(STATED GOAL):
Find every line below that contains the word "школьных" and copy it out.

::: EXERCISE DATA

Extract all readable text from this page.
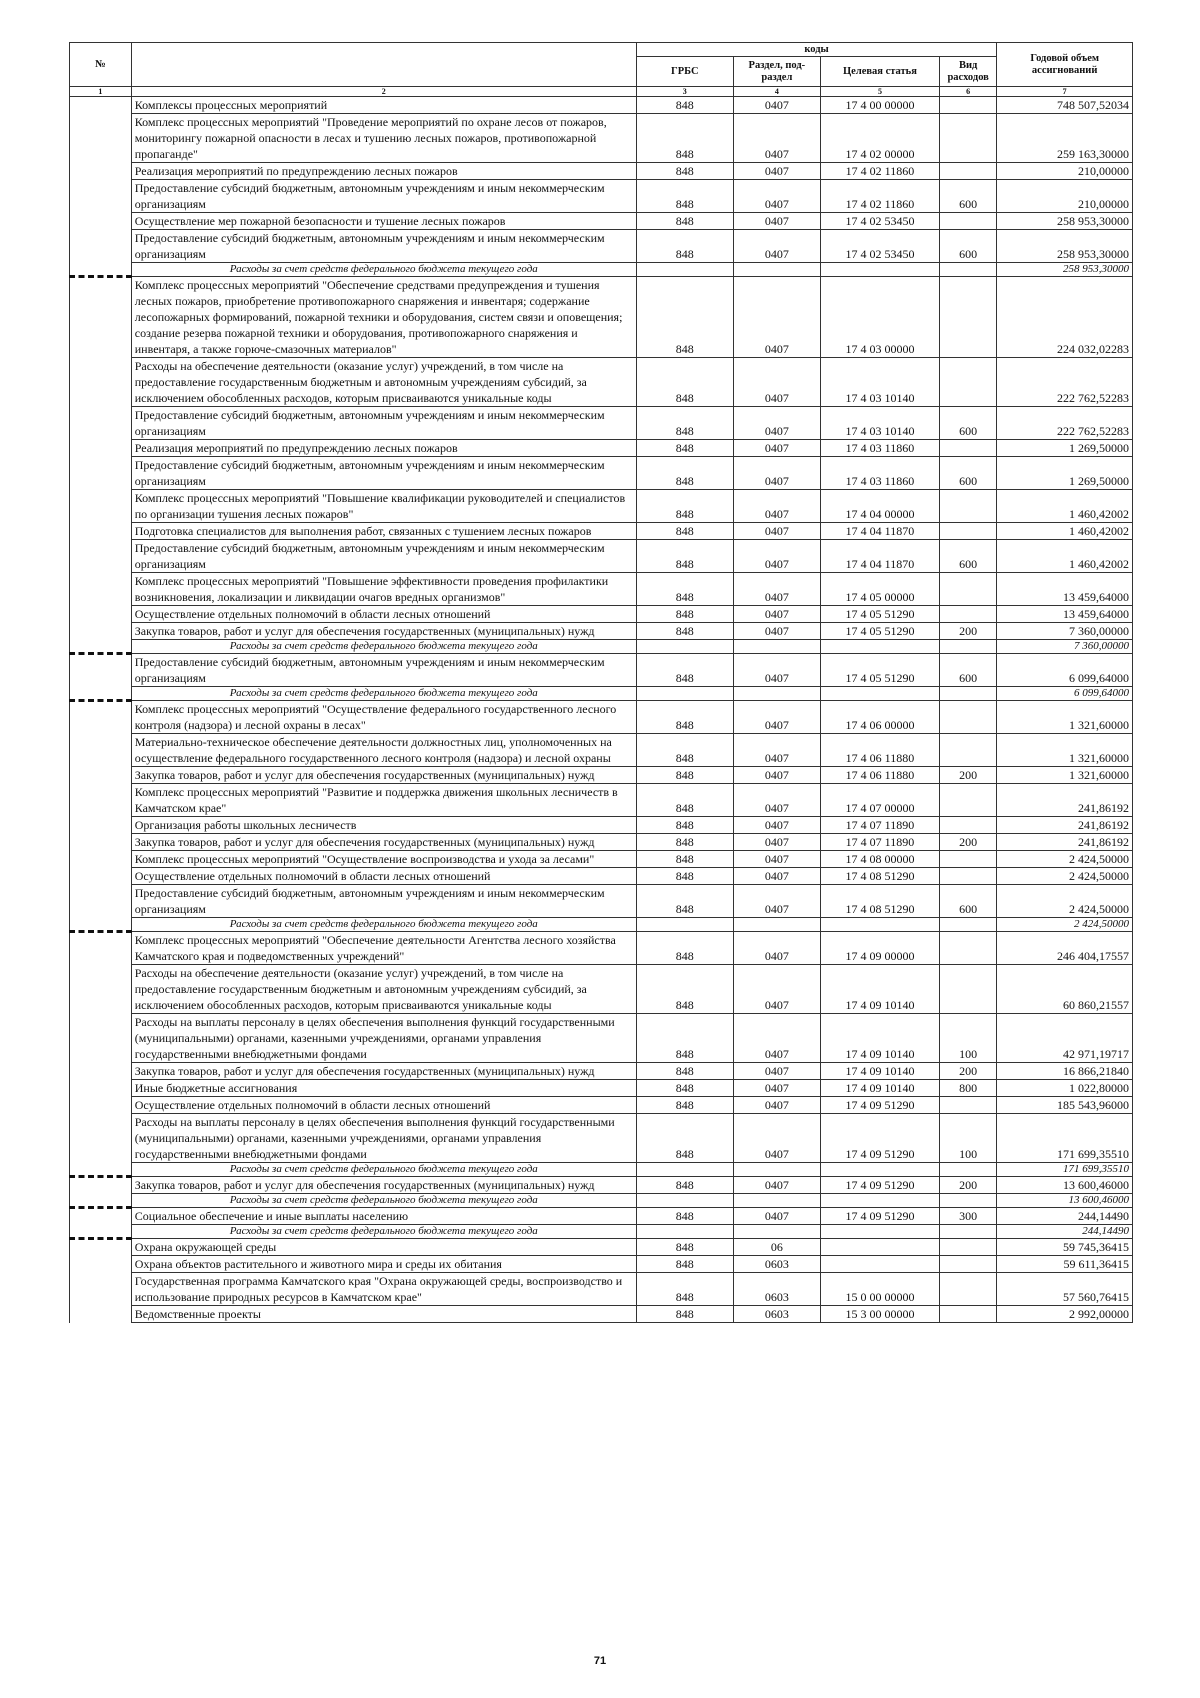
№		коды				Годовой объем ассигнований
		ГРБС	Раздел, под-раздел	Целевая статья	Вид расходов	
1	2	3	4	5	6	7
	Комплексы процессных мероприятий	848	0407	17 4 00 00000		748 507,52034
	Комплекс процессных мероприятий "Проведение мероприятий по охране лесов от пожаров, мониторингу пожарной опасности в лесах и тушению лесных пожаров, противопожарной пропаганде"	848	0407	17 4 02 00000		259 163,30000
	Реализация мероприятий по предупреждению лесных пожаров	848	0407	17 4 02 11860		210,00000
	Предоставление субсидий бюджетным, автономным учреждениям и иным некоммерческим организациям	848	0407	17 4 02 11860	600	210,00000
	Осуществление мер пожарной безопасности и тушение лесных пожаров	848	0407	17 4 02 53450		258 953,30000
	Предоставление субсидий бюджетным, автономным учреждениям и иным некоммерческим организациям	848	0407	17 4 02 53450	600	258 953,30000
	Расходы за счет средств федерального бюджета текущего года					258 953,30000
	Комплекс процессных мероприятий "Обеспечение средствами предупреждения и тушения лесных пожаров, приобретение противопожарного снаряжения и инвентаря; содержание лесопожарных формирований, пожарной техники и оборудования, систем связи и оповещения; создание резерва пожарной техники и оборудования, противопожарного снаряжения и инвентаря, а также горюче-смазочных материалов"	848	0407	17 4 03 00000		224 032,02283
	Расходы на обеспечение деятельности (оказание услуг) учреждений, в том числе на предоставление государственным бюджетным и автономным учреждениям субсидий, за исключением обособленных расходов, которым присваиваются уникальные коды	848	0407	17 4 03 10140		222 762,52283
	Предоставление субсидий бюджетным, автономным учреждениям и иным некоммерческим организациям	848	0407	17 4 03 10140	600	222 762,52283
	Реализация мероприятий по предупреждению лесных пожаров	848	0407	17 4 03 11860		1 269,50000
	Предоставление субсидий бюджетным, автономным учреждениям и иным некоммерческим организациям	848	0407	17 4 03 11860	600	1 269,50000
	Комплекс процессных мероприятий "Повышение квалификации руководителей и специалистов по организации тушения лесных пожаров"	848	0407	17 4 04 00000		1 460,42002
	Подготовка специалистов для выполнения работ, связанных с тушением лесных пожаров	848	0407	17 4 04 11870		1 460,42002
	Предоставление субсидий бюджетным, автономным учреждениям и иным некоммерческим организациям	848	0407	17 4 04 11870	600	1 460,42002
	Комплекс процессных мероприятий "Повышение эффективности проведения профилактики возникновения, локализации и ликвидации очагов вредных организмов"	848	0407	17 4 05 00000		13 459,64000
	Осуществление отдельных полномочий в области лесных отношений	848	0407	17 4 05 51290		13 459,64000
	Закупка товаров, работ и услуг для обеспечения государственных (муниципальных) нужд	848	0407	17 4 05 51290	200	7 360,00000
	Расходы за счет средств федерального бюджета текущего года					7 360,00000
	Предоставление субсидий бюджетным, автономным учреждениям и иным некоммерческим организациям	848	0407	17 4 05 51290	600	6 099,64000
	Расходы за счет средств федерального бюджета текущего года					6 099,64000
	Комплекс процессных мероприятий "Осуществление федерального государственного лесного контроля (надзора) и лесной охраны в лесах"	848	0407	17 4 06 00000		1 321,60000
	Материально-техническое обеспечение деятельности должностных лиц, уполномоченных на осуществление федерального государственного лесного контроля (надзора) и лесной охраны	848	0407	17 4 06 11880		1 321,60000
	Закупка товаров, работ и услуг для обеспечения государственных (муниципальных) нужд	848	0407	17 4 06 11880	200	1 321,60000
	Комплекс процессных мероприятий "Развитие и поддержка движения школьных лесничеств в Камчатском крае"	848	0407	17 4 07 00000		241,86192
	Организация работы школьных лесничеств	848	0407	17 4 07 11890		241,86192
	Закупка товаров, работ и услуг для обеспечения государственных (муниципальных) нужд	848	0407	17 4 07 11890	200	241,86192
	Комплекс процессных мероприятий "Осуществление воспроизводства и ухода за лесами"	848	0407	17 4 08 00000		2 424,50000
	Осуществление отдельных полномочий в области лесных отношений	848	0407	17 4 08 51290		2 424,50000
	Предоставление субсидий бюджетным, автономным учреждениям и иным некоммерческим организациям	848	0407	17 4 08 51290	600	2 424,50000
	Расходы за счет средств федерального бюджета текущего года					2 424,50000
	Комплекс процессных мероприятий "Обеспечение деятельности Агентства лесного хозяйства Камчатского края и подведомственных учреждений"	848	0407	17 4 09 00000		246 404,17557
	Расходы на обеспечение деятельности (оказание услуг) учреждений, в том числе на предоставление государственным бюджетным и автономным учреждениям субсидий, за исключением обособленных расходов, которым присваиваются уникальные коды	848	0407	17 4 09 10140		60 860,21557
	Расходы на выплаты персоналу в целях обеспечения выполнения функций государственными (муниципальными) органами, казенными учреждениями, органами управления государственными внебюджетными фондами	848	0407	17 4 09 10140	100	42 971,19717
	Закупка товаров, работ и услуг для обеспечения государственных (муниципальных) нужд	848	0407	17 4 09 10140	200	16 866,21840
	Иные бюджетные ассигнования	848	0407	17 4 09 10140	800	1 022,80000
	Осуществление отдельных полномочий в области лесных отношений	848	0407	17 4 09 51290		185 543,96000
	Расходы на выплаты персоналу в целях обеспечения выполнения функций государственными (муниципальными) органами, казенными учреждениями, органами управления государственными внебюджетными фондами	848	0407	17 4 09 51290	100	171 699,35510
	Расходы за счет средств федерального бюджета текущего года					171 699,35510
	Закупка товаров, работ и услуг для обеспечения государственных (муниципальных) нужд	848	0407	17 4 09 51290	200	13 600,46000
	Расходы за счет средств федерального бюджета текущего года					13 600,46000
	Социальное обеспечение и иные выплаты населению	848	0407	17 4 09 51290	300	244,14490
	Расходы за счет средств федерального бюджета текущего года					244,14490
	Охрана окружающей среды	848	06			59 745,36415
	Охрана объектов растительного и животного мира и среды их обитания	848	0603			59 611,36415
	Государственная программа Камчатского края "Охрана окружающей среды, воспроизводство и использование природных ресурсов в Камчатском крае"	848	0603	15 0 00 00000		57 560,76415
	Ведомственные проекты	848	0603	15 3 00 00000		2 992,00000
71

::::::

(SOLUTION FOR THIS TASK):
	Комплекс процессных мероприятий "Развитие и поддержка движения школьных лесничеств в Камчатском крае"	848	0407	17 4 07 00000		241,86192
	Организация работы школьных лесничеств	848	0407	17 4 07 11890		241,86192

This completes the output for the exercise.